**Text**
-- START --

We’ve all heard stories and read articles about young people who founded successful corporations before their 30th birthday. Some even made their fortunes before they graduated college. Successful entrepreneurs all share some common characteristics: a singular focus, preternatural financial savvy, and the drive and ability to aggressively pursue project funding. Without a doubt, these young people are all adept at identifying problems and creating solutions, but they’re also ambitious and are not afraid to take a few risks.
While not everyone should expect to earn their first seven figures before they have their diploma in-hand, it is possible to build and grow your wealth from a very early age. The business and financial leaders of tomorrow constantly seek ways to improve upon products and systems already in place, and improve their financial acumen.
But no two paths to long-term wealth look exactly alike. Richard Branson, founder of Virgin Group, got his start when he opened a record shop in London, while Mark Zuckerberg, founder and CEO of Facebook, took up computer programming as a hobby in middle school. Neither of these men may have initially imagined that their pursuits would lead to billions of dollars in wealth, but both found ways to fill a niche in their field and invest their money wisely. While it’s impossible to say exactly what your path to long-term wealth might look like, there’s no doubt it’s going to involve some combination of entrepreneurship, innovation, and investing.

-- END --

**Challenge a**
Repeat the passage on building wealth word for word, starting at "While not everyone" and ending at "their financial acumen.".
The passage on building wealth and the rows that follow have nothing to do with each other.

**Stored records**

-- START --

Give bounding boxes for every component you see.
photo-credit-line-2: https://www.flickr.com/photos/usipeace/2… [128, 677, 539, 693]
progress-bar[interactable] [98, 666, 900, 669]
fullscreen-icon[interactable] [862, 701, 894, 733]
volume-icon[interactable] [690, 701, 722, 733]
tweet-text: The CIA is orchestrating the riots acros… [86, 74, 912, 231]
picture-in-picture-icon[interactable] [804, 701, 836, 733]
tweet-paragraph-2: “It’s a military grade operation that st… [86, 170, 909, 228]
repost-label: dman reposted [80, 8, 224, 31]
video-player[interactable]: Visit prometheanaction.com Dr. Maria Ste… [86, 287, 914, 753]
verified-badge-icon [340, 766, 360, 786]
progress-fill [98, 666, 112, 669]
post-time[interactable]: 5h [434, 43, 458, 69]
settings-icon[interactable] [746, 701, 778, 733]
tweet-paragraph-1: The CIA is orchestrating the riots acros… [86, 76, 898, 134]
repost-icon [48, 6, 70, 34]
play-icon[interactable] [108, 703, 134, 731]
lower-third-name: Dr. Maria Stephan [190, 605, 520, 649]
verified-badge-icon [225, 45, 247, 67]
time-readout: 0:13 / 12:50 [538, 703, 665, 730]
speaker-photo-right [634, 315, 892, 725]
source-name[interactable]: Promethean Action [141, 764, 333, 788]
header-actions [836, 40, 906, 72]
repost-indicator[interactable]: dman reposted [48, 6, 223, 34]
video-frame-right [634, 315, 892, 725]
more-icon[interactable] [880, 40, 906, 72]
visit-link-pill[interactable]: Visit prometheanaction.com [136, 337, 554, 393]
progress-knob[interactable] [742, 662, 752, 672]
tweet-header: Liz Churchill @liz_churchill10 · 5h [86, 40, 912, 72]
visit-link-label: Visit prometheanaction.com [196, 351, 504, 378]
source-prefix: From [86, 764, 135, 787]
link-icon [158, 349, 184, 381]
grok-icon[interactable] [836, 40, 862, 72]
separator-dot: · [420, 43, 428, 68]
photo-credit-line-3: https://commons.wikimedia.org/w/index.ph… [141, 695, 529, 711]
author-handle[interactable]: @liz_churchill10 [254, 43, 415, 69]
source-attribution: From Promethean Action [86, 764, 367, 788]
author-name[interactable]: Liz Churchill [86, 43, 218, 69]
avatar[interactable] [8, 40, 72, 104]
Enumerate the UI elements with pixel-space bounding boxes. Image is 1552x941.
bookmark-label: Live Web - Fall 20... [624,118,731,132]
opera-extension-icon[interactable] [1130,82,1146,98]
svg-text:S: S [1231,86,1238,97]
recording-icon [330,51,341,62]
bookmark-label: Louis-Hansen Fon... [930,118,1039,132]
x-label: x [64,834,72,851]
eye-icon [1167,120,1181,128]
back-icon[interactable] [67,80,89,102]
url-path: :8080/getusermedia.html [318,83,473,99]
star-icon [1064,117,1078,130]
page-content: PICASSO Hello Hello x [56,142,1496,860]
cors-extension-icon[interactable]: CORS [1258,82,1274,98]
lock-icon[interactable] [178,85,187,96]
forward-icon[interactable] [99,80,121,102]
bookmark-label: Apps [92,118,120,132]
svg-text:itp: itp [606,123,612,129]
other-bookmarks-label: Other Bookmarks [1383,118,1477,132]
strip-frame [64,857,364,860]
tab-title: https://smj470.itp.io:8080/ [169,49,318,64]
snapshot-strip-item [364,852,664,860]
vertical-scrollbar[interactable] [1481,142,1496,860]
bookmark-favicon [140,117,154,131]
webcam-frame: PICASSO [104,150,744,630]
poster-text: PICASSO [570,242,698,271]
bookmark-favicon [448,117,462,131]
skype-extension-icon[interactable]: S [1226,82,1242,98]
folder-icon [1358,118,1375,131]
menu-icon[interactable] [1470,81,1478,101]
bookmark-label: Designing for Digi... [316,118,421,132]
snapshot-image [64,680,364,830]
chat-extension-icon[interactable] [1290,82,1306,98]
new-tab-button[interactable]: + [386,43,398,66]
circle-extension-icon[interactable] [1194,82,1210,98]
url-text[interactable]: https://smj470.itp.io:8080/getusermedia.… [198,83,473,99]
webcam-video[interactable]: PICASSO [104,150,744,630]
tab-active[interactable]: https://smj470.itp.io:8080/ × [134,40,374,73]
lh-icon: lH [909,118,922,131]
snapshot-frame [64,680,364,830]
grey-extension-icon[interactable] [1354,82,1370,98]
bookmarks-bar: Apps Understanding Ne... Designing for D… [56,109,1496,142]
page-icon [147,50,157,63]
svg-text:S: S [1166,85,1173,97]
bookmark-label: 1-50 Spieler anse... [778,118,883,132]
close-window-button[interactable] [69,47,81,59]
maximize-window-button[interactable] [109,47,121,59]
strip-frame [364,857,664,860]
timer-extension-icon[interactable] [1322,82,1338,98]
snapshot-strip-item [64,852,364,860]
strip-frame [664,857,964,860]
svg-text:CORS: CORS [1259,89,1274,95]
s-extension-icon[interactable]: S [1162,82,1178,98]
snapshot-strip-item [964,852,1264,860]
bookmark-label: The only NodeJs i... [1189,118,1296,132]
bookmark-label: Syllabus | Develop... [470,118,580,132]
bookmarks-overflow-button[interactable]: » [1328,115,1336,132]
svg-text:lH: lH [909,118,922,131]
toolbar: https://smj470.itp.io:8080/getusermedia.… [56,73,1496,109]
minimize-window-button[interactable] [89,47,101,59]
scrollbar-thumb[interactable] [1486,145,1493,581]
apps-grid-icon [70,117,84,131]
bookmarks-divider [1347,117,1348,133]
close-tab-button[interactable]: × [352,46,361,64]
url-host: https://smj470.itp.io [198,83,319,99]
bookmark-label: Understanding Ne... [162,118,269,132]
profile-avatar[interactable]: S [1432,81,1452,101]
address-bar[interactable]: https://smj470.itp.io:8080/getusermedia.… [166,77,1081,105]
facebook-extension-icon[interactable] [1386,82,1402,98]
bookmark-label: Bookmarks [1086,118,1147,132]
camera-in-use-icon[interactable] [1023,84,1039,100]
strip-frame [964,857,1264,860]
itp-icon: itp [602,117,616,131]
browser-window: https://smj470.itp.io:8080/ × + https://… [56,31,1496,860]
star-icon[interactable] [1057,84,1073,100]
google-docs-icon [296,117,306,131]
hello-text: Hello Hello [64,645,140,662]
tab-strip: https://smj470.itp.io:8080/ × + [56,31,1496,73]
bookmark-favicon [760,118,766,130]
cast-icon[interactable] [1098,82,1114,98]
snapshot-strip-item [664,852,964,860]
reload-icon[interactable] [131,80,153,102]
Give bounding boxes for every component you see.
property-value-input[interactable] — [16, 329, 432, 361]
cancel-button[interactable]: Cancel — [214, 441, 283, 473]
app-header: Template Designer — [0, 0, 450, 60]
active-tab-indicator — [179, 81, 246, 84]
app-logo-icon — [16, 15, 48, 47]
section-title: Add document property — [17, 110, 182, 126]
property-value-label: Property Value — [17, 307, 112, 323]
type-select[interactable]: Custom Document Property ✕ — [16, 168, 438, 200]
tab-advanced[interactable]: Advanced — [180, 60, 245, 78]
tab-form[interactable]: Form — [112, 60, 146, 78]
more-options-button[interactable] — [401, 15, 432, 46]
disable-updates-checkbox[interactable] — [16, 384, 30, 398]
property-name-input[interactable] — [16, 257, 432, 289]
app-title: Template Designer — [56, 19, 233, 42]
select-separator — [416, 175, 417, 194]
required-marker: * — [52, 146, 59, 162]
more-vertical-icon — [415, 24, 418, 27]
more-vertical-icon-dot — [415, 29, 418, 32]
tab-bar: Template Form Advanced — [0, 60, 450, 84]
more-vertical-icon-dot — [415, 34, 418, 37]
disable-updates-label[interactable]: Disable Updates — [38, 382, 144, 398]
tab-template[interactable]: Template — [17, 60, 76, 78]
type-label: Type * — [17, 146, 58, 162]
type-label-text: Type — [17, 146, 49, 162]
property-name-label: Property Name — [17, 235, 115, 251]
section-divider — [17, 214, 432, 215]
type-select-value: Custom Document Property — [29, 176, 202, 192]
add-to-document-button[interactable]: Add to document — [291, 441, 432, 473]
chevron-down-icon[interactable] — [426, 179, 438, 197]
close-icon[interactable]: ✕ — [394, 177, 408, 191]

-- END --

**Challenge b**
Transcribe the rows exactly, starting at the first row and ending at the line that contains "avatar[interactable] [8, 40, 72, 104]".

**Complete response a**
While not everyone should expect to earn their first seven figures before they have their diploma in-hand, it is possible to build and grow your wealth from a very early age. The business and financial leaders of tomorrow constantly seek ways to improve upon products and systems already in place, and improve their financial acumen.

**Complete response b**
Give bounding boxes for every component you see.
photo-credit-line-2: https://www.flickr.com/photos/usipeace/2… [128, 677, 539, 693]
progress-bar[interactable] [98, 666, 900, 669]
fullscreen-icon[interactable] [862, 701, 894, 733]
volume-icon[interactable] [690, 701, 722, 733]
tweet-text: The CIA is orchestrating the riots acros… [86, 74, 912, 231]
picture-in-picture-icon[interactable] [804, 701, 836, 733]
tweet-paragraph-2: “It’s a military grade operation that st… [86, 170, 909, 228]
repost-label: dman reposted [80, 8, 224, 31]
video-player[interactable]: Visit prometheanaction.com Dr. Maria Ste… [86, 287, 914, 753]
verified-badge-icon [340, 766, 360, 786]
progress-fill [98, 666, 112, 669]
post-time[interactable]: 5h [434, 43, 458, 69]
settings-icon[interactable] [746, 701, 778, 733]
tweet-paragraph-1: The CIA is orchestrating the riots acros… [86, 76, 898, 134]
repost-icon [48, 6, 70, 34]
play-icon[interactable] [108, 703, 134, 731]
lower-third-name: Dr. Maria Stephan [190, 605, 520, 649]
verified-badge-icon [225, 45, 247, 67]
time-readout: 0:13 / 12:50 [538, 703, 665, 730]
speaker-photo-right [634, 315, 892, 725]
source-name[interactable]: Promethean Action [141, 764, 333, 788]
header-actions [836, 40, 906, 72]
repost-indicator[interactable]: dman reposted [48, 6, 223, 34]
video-frame-right [634, 315, 892, 725]
more-icon[interactable] [880, 40, 906, 72]
visit-link-pill[interactable]: Visit prometheanaction.com [136, 337, 554, 393]
progress-knob[interactable] [742, 662, 752, 672]
tweet-header: Liz Churchill @liz_churchill10 · 5h [86, 40, 912, 72]
visit-link-label: Visit prometheanaction.com [196, 351, 504, 378]
source-prefix: From [86, 764, 135, 787]
link-icon [158, 349, 184, 381]
grok-icon[interactable] [836, 40, 862, 72]
separator-dot: · [420, 43, 428, 68]
photo-credit-line-3: https://commons.wikimedia.org/w/index.ph… [141, 695, 529, 711]
author-handle[interactable]: @liz_churchill10 [254, 43, 415, 69]
source-attribution: From Promethean Action [86, 764, 367, 788]
author-name[interactable]: Liz Churchill [86, 43, 218, 69]
avatar[interactable] [8, 40, 72, 104]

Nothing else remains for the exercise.